- **EXCERPTED DATA**
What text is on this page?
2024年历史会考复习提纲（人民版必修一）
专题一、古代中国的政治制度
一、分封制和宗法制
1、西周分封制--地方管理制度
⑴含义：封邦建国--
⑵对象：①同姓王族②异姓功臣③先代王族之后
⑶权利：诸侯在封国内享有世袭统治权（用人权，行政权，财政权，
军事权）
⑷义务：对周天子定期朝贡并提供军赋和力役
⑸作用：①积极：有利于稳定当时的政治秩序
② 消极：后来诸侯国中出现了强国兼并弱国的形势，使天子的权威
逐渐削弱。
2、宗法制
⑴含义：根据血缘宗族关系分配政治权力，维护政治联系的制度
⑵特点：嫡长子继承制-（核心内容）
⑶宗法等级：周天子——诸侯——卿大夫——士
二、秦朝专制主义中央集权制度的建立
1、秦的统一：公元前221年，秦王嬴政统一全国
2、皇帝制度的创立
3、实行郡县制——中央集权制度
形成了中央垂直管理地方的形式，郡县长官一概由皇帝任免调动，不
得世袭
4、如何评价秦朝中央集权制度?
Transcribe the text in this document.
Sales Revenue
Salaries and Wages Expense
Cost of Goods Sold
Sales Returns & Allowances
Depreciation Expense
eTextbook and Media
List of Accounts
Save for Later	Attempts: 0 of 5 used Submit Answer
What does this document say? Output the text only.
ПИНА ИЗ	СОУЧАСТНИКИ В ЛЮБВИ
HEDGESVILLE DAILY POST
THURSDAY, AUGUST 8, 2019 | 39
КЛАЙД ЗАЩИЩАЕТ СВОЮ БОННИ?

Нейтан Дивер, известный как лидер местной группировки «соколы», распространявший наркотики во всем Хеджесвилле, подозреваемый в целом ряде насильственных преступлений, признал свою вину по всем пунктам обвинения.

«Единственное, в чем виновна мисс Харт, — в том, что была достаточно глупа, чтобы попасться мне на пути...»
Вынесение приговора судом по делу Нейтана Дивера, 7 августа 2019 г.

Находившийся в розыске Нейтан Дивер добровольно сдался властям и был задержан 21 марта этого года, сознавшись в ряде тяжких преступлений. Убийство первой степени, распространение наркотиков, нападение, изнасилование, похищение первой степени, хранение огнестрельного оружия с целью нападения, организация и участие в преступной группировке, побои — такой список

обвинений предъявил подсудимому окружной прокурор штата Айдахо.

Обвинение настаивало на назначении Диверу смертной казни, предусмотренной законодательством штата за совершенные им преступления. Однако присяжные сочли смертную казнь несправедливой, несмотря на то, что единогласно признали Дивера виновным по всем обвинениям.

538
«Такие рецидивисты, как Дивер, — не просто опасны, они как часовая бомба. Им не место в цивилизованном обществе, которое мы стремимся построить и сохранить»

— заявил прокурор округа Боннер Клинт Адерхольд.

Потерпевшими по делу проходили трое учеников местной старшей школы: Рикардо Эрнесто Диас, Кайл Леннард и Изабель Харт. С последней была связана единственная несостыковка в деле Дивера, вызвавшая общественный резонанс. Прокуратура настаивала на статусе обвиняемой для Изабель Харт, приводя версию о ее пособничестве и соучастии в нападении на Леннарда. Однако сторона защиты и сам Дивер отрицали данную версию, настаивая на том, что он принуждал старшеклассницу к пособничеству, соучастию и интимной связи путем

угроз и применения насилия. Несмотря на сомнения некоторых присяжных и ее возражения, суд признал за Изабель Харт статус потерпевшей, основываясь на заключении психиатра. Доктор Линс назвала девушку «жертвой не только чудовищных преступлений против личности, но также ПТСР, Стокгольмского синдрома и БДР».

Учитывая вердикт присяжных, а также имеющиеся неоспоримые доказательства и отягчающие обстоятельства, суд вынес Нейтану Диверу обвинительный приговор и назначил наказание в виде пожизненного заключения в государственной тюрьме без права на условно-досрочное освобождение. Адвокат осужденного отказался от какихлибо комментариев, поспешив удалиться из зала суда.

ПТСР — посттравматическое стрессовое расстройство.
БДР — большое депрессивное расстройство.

- **EXERCISE DIRECTIONS**
Identify lines with the string "document". Copy each one.

- **EXPECTED ANSWER**
Transcribe the text in this document.
What does this document say? Output the text only.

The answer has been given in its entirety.